- REQUIREMENTS:
Give the material again in full, matching it exactly.

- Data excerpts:
• • • •

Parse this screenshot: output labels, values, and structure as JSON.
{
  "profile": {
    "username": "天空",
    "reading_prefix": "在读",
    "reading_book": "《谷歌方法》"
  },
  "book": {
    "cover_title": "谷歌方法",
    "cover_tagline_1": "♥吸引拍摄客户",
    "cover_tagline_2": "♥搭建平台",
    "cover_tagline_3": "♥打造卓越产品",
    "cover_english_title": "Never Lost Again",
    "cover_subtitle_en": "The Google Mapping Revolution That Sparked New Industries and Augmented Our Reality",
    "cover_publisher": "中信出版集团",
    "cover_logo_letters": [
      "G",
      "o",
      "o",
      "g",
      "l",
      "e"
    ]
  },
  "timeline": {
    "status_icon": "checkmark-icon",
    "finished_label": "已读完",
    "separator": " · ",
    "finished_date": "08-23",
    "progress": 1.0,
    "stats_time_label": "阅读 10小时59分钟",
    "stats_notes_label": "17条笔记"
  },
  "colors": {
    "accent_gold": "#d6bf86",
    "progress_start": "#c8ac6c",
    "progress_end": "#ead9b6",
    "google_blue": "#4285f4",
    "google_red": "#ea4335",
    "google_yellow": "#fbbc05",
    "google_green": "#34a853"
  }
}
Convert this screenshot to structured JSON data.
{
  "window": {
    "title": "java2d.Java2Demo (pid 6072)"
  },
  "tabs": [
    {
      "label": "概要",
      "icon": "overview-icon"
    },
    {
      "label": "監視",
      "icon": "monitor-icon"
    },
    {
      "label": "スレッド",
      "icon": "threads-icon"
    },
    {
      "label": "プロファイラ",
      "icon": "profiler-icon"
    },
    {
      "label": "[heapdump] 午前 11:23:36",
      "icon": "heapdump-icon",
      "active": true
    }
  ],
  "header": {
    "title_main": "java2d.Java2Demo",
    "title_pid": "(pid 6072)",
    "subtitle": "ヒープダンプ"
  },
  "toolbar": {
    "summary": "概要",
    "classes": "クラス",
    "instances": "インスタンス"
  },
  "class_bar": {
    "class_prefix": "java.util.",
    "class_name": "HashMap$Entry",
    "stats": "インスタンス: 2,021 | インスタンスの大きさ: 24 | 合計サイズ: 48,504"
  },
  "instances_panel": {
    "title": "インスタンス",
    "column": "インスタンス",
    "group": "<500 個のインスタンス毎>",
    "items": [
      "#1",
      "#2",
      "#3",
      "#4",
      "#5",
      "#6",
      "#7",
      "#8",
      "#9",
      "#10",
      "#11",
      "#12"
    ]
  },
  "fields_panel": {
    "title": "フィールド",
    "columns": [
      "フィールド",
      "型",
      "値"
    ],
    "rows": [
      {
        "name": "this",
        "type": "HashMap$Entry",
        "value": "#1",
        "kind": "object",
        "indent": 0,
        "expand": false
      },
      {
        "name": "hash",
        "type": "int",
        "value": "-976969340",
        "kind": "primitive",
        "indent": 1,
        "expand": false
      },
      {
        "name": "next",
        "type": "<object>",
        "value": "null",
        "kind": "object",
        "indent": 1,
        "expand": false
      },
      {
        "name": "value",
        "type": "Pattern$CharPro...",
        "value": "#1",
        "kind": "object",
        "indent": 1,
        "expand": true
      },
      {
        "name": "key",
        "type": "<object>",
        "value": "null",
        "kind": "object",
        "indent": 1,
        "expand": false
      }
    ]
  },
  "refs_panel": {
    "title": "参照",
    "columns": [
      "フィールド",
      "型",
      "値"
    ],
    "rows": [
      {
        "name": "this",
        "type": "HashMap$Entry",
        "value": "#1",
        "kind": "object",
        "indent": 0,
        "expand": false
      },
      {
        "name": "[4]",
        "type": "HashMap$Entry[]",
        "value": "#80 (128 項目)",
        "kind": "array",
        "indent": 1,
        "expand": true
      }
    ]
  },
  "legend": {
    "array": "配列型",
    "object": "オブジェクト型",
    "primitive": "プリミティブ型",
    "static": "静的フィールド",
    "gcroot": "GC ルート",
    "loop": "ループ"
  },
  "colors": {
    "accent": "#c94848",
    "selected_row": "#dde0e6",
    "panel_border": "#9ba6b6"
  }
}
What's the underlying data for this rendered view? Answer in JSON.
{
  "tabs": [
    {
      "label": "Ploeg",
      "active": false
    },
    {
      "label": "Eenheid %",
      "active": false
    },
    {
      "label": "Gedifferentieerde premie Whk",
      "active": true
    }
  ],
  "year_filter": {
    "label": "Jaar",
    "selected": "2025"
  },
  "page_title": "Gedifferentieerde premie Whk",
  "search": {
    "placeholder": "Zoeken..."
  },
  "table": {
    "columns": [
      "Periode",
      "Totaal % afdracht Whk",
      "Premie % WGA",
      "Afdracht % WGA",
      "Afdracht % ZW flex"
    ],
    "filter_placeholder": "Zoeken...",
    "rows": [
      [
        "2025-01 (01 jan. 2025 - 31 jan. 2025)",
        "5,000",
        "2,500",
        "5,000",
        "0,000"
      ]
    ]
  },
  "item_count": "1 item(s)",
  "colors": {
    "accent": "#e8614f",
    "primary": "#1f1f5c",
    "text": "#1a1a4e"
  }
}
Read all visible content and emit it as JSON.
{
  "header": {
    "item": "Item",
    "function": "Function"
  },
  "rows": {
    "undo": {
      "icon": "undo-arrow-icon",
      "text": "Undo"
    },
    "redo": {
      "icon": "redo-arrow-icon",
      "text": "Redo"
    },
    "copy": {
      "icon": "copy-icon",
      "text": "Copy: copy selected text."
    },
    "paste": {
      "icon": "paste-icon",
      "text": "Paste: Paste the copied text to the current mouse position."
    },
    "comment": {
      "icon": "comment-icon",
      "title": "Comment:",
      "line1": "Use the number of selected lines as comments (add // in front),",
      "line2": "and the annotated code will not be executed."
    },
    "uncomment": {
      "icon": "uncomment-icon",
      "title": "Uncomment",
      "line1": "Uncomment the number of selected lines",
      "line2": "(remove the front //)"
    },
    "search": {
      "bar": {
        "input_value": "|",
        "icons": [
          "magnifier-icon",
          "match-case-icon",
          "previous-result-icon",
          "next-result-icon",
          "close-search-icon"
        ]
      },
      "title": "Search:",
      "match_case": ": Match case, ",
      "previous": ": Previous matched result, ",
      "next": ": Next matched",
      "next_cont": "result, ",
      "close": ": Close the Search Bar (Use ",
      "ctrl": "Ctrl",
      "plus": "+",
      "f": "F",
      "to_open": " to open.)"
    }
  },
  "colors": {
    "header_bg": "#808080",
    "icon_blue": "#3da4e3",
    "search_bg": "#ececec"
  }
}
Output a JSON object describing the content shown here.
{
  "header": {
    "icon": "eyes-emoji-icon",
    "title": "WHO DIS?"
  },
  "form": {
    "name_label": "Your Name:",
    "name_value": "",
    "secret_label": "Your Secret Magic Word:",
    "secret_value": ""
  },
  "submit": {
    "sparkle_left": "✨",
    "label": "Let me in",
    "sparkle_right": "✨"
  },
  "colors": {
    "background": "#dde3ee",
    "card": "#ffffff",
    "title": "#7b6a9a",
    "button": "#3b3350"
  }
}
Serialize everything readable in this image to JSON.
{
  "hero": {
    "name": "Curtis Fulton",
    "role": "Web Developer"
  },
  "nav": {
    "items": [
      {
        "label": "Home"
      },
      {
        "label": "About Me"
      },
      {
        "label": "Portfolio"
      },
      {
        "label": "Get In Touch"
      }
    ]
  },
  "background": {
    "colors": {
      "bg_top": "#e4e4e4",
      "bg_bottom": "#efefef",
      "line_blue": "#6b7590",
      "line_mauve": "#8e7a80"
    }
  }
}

• • • •

- COMPLETED EXERCISE:
Parse this screenshot: output labels, values, and structure as JSON.
{
  "profile": {
    "username": "天空",
    "reading_prefix": "在读",
    "reading_book": "《谷歌方法》"
  },
  "book": {
    "cover_title": "谷歌方法",
    "cover_tagline_1": "♥吸引拍摄客户",
    "cover_tagline_2": "♥搭建平台",
    "cover_tagline_3": "♥打造卓越产品",
    "cover_english_title": "Never Lost Again",
    "cover_subtitle_en": "The Google Mapping Revolution That Sparked New Industries and Augmented Our Reality",
    "cover_publisher": "中信出版集团",
    "cover_logo_letters": [
      "G",
      "o",
      "o",
      "g",
      "l",
      "e"
    ]
  },
  "timeline": {
    "status_icon": "checkmark-icon",
    "finished_label": "已读完",
    "separator": " · ",
    "finished_date": "08-23",
    "progress": 1.0,
    "stats_time_label": "阅读 10小时59分钟",
    "stats_notes_label": "17条笔记"
  },
  "colors": {
    "accent_gold": "#d6bf86",
    "progress_start": "#c8ac6c",
    "progress_end": "#ead9b6",
    "google_blue": "#4285f4",
    "google_red": "#ea4335",
    "google_yellow": "#fbbc05",
    "google_green": "#34a853"
  }
}
Convert this screenshot to structured JSON data.
{
  "window": {
    "title": "java2d.Java2Demo (pid 6072)"
  },
  "tabs": [
    {
      "label": "概要",
      "icon": "overview-icon"
    },
    {
      "label": "監視",
      "icon": "monitor-icon"
    },
    {
      "label": "スレッド",
      "icon": "threads-icon"
    },
    {
      "label": "プロファイラ",
      "icon": "profiler-icon"
    },
    {
      "label": "[heapdump] 午前 11:23:36",
      "icon": "heapdump-icon",
      "active": true
    }
  ],
  "header": {
    "title_main": "java2d.Java2Demo",
    "title_pid": "(pid 6072)",
    "subtitle": "ヒープダンプ"
  },
  "toolbar": {
    "summary": "概要",
    "classes": "クラス",
    "instances": "インスタンス"
  },
  "class_bar": {
    "class_prefix": "java.util.",
    "class_name": "HashMap$Entry",
    "stats": "インスタンス: 2,021 | インスタンスの大きさ: 24 | 合計サイズ: 48,504"
  },
  "instances_panel": {
    "title": "インスタンス",
    "column": "インスタンス",
    "group": "<500 個のインスタンス毎>",
    "items": [
      "#1",
      "#2",
      "#3",
      "#4",
      "#5",
      "#6",
      "#7",
      "#8",
      "#9",
      "#10",
      "#11",
      "#12"
    ]
  },
  "fields_panel": {
    "title": "フィールド",
    "columns": [
      "フィールド",
      "型",
      "値"
    ],
    "rows": [
      {
        "name": "this",
        "type": "HashMap$Entry",
        "value": "#1",
        "kind": "object",
        "indent": 0,
        "expand": false
      },
      {
        "name": "hash",
        "type": "int",
        "value": "-976969340",
        "kind": "primitive",
        "indent": 1,
        "expand": false
      },
      {
        "name": "next",
        "type": "<object>",
        "value": "null",
        "kind": "object",
        "indent": 1,
        "expand": false
      },
      {
        "name": "value",
        "type": "Pattern$CharPro...",
        "value": "#1",
        "kind": "object",
        "indent": 1,
        "expand": true
      },
      {
        "name": "key",
        "type": "<object>",
        "value": "null",
        "kind": "object",
        "indent": 1,
        "expand": false
      }
    ]
  },
  "refs_panel": {
    "title": "参照",
    "columns": [
      "フィールド",
      "型",
      "値"
    ],
    "rows": [
      {
        "name": "this",
        "type": "HashMap$Entry",
        "value": "#1",
        "kind": "object",
        "indent": 0,
        "expand": false
      },
      {
        "name": "[4]",
        "type": "HashMap$Entry[]",
        "value": "#80 (128 項目)",
        "kind": "array",
        "indent": 1,
        "expand": true
      }
    ]
  },
  "legend": {
    "array": "配列型",
    "object": "オブジェクト型",
    "primitive": "プリミティブ型",
    "static": "静的フィールド",
    "gcroot": "GC ルート",
    "loop": "ループ"
  },
  "colors": {
    "accent": "#c94848",
    "selected_row": "#dde0e6",
    "panel_border": "#9ba6b6"
  }
}
What's the underlying data for this rendered view? Answer in JSON.
{
  "tabs": [
    {
      "label": "Ploeg",
      "active": false
    },
    {
      "label": "Eenheid %",
      "active": false
    },
    {
      "label": "Gedifferentieerde premie Whk",
      "active": true
    }
  ],
  "year_filter": {
    "label": "Jaar",
    "selected": "2025"
  },
  "page_title": "Gedifferentieerde premie Whk",
  "search": {
    "placeholder": "Zoeken..."
  },
  "table": {
    "columns": [
      "Periode",
      "Totaal % afdracht Whk",
      "Premie % WGA",
      "Afdracht % WGA",
      "Afdracht % ZW flex"
    ],
    "filter_placeholder": "Zoeken...",
    "rows": [
      [
        "2025-01 (01 jan. 2025 - 31 jan. 2025)",
        "5,000",
        "2,500",
        "5,000",
        "0,000"
      ]
    ]
  },
  "item_count": "1 item(s)",
  "colors": {
    "accent": "#e8614f",
    "primary": "#1f1f5c",
    "text": "#1a1a4e"
  }
}
Read all visible content and emit it as JSON.
{
  "header": {
    "item": "Item",
    "function": "Function"
  },
  "rows": {
    "undo": {
      "icon": "undo-arrow-icon",
      "text": "Undo"
    },
    "redo": {
      "icon": "redo-arrow-icon",
      "text": "Redo"
    },
    "copy": {
      "icon": "copy-icon",
      "text": "Copy: copy selected text."
    },
    "paste": {
      "icon": "paste-icon",
      "text": "Paste: Paste the copied text to the current mouse position."
    },
    "comment": {
      "icon": "comment-icon",
      "title": "Comment:",
      "line1": "Use the number of selected lines as comments (add // in front),",
      "line2": "and the annotated code will not be executed."
    },
    "uncomment": {
      "icon": "uncomment-icon",
      "title": "Uncomment",
      "line1": "Uncomment the number of selected lines",
      "line2": "(remove the front //)"
    },
    "search": {
      "bar": {
        "input_value": "|",
        "icons": [
          "magnifier-icon",
          "match-case-icon",
          "previous-result-icon",
          "next-result-icon",
          "close-search-icon"
        ]
      },
      "title": "Search:",
      "match_case": ": Match case, ",
      "previous": ": Previous matched result, ",
      "next": ": Next matched",
      "next_cont": "result, ",
      "close": ": Close the Search Bar (Use ",
      "ctrl": "Ctrl",
      "plus": "+",
      "f": "F",
      "to_open": " to open.)"
    }
  },
  "colors": {
    "header_bg": "#808080",
    "icon_blue": "#3da4e3",
    "search_bg": "#ececec"
  }
}
Output a JSON object describing the content shown here.
{
  "header": {
    "icon": "eyes-emoji-icon",
    "title": "WHO DIS?"
  },
  "form": {
    "name_label": "Your Name:",
    "name_value": "",
    "secret_label": "Your Secret Magic Word:",
    "secret_value": ""
  },
  "submit": {
    "sparkle_left": "✨",
    "label": "Let me in",
    "sparkle_right": "✨"
  },
  "colors": {
    "background": "#dde3ee",
    "card": "#ffffff",
    "title": "#7b6a9a",
    "button": "#3b3350"
  }
}
Serialize everything readable in this image to JSON.
{
  "hero": {
    "name": "Curtis Fulton",
    "role": "Web Developer"
  },
  "nav": {
    "items": [
      {
        "label": "Home"
      },
      {
        "label": "About Me"
      },
      {
        "label": "Portfolio"
      },
      {
        "label": "Get In Touch"
      }
    ]
  },
  "background": {
    "colors": {
      "bg_top": "#e4e4e4",
      "bg_bottom": "#efefef",
      "line_blue": "#6b7590",
      "line_mauve": "#8e7a80"
    }
  }
}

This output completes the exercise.